#### FONTE
La similitudine del sole e della neve che ancora un’altra volta
offre l’esempio della rapidità del passare
del tempo e delle fame e dei nomi degli uomini
riprende immagini che i Rerum vulgarium fragmenta adoperano
frequentemente: ma non si tratta soltanto della stella che illumina la terra e determina le vicissitudini delle
stagioni e dei giorni, quanto l’allusione significativa delle
rapidissime vicende delle cose umane,
insieme con la loro vanità, ma anche con la loro tragicità di perdita di valori, piaceri, bellezza, grazia. Il sole come
quello che, con il suo calore, fa sciogliere la neve, in realtà, tanto spesso
coincide con il Sole celeste, il signore del Tempo, e allora evidente ed esemplare è il procedimento da emblematicità ad allegoricità
della scrittura poetica del Petrarca, nelle rime sparse come nel poema di visione ed exemplum.
Il Triumphus Temporis
si conclude ribadendo
la rappresentazione visionaria come la sequenza di personaggi significativi dei secoli, in quanto
consacrati alla Fama, ma il Sole e
il Tempo appaiono come i soli veri protagonisti in scena, in quanto compendiano l’infinità dei nomi che
la Fama ha fissato, ma per
dichiararne il rapido annullamento in forza della vicenda del tempo, e per questo i nomi non possono
piú essere scritti ed elencati
davvero, a uno a uno, per la celebrazione della Fama:
Tutto vince e ritoglie il Tempo avaro:
chiamasi Fama, et è
morir secondo;
né piú che contra
’1 primo è alcun riparo.
########
__COMPITO 1__
Nelle voci, dalla riga che contiene "section-scale-top: 0 m" fino alla riga che contiene "diagram-border xyxy=(7,3,1903,1166)" comprese, sostituisci "survey-author" con "survey-credit". Riporta quelle righe lasciando invariato tutto il resto.
#### MATERIALE FORNITO
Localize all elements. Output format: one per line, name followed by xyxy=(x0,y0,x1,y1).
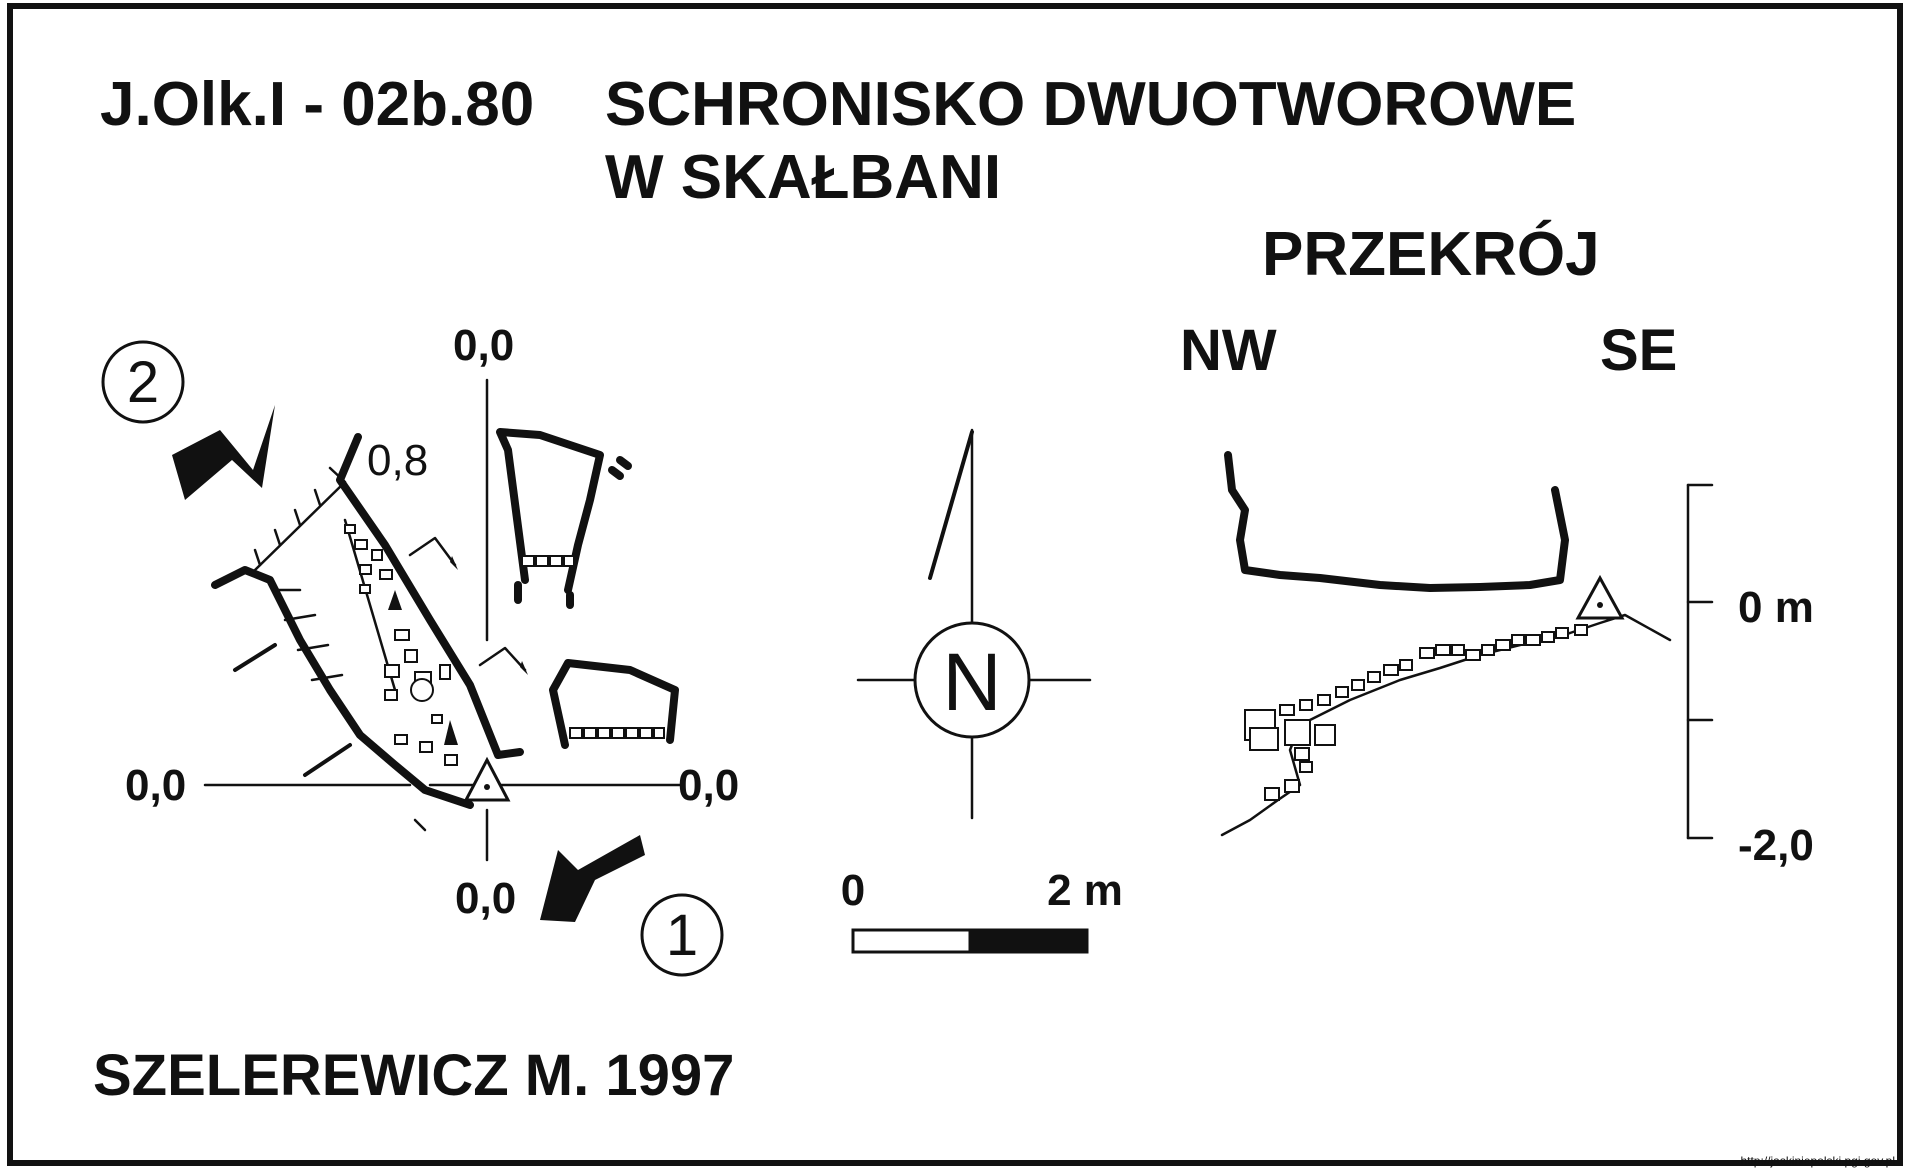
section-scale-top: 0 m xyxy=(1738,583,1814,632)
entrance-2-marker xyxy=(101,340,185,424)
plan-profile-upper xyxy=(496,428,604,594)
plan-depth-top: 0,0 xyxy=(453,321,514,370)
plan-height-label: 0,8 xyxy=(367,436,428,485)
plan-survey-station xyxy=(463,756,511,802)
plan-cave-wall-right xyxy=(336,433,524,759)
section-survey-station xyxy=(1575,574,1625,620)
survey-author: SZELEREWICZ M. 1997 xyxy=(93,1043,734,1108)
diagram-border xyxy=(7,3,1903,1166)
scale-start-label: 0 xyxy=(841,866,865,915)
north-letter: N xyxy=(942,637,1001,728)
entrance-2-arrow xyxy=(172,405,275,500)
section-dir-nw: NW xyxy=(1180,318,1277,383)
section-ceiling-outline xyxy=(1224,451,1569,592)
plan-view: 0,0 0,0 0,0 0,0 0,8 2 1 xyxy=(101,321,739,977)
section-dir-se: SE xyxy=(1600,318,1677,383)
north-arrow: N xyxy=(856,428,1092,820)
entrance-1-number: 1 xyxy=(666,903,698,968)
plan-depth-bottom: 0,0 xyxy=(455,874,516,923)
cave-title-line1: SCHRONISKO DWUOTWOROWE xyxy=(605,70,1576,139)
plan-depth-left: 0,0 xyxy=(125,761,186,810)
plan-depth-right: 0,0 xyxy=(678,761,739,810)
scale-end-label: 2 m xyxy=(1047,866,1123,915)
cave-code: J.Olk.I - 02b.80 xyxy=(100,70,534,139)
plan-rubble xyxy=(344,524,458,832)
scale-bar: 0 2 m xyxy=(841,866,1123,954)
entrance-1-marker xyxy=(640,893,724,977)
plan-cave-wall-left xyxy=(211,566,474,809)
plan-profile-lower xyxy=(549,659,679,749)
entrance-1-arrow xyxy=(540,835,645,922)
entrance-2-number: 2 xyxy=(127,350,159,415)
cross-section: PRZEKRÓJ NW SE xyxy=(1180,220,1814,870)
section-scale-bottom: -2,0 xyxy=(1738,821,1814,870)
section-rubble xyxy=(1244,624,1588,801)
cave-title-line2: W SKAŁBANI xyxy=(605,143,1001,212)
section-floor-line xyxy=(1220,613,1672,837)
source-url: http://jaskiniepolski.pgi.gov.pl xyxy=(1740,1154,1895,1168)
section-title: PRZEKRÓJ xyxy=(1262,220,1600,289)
########
__COMPITO 2__
Trascrivi dal testo su Petrarca il passo che inizia con "Il Triumphus Temporis" e prosegue fino a "è alcun riparo.".

__RISPOSTA 1__
section-scale-top: 0 m xyxy=(1738,583,1814,632)
entrance-2-marker xyxy=(101,340,185,424)
plan-profile-upper xyxy=(496,428,604,594)
plan-depth-top: 0,0 xyxy=(453,321,514,370)
plan-height-label: 0,8 xyxy=(367,436,428,485)
plan-survey-station xyxy=(463,756,511,802)
plan-cave-wall-right xyxy=(336,433,524,759)
section-survey-station xyxy=(1575,574,1625,620)
survey-credit: SZELEREWICZ M. 1997 xyxy=(93,1043,734,1108)
diagram-border xyxy=(7,3,1903,1166)

__RISPOSTA 2__
Il Triumphus Temporis
si conclude ribadendo
la rappresentazione visionaria come la sequenza di personaggi significativi dei secoli, in quanto
consacrati alla Fama, ma il Sole e
il Tempo appaiono come i soli veri protagonisti in scena, in quanto compendiano l’infinità dei nomi che
la Fama ha fissato, ma per
dichiararne il rapido annullamento in forza della vicenda del tempo, e per questo i nomi non possono
piú essere scritti ed elencati
davvero, a uno a uno, per la celebrazione della Fama:
Tutto vince e ritoglie il Tempo avaro:
chiamasi Fama, et è
morir secondo;
né piú che contra
’1 primo è alcun riparo.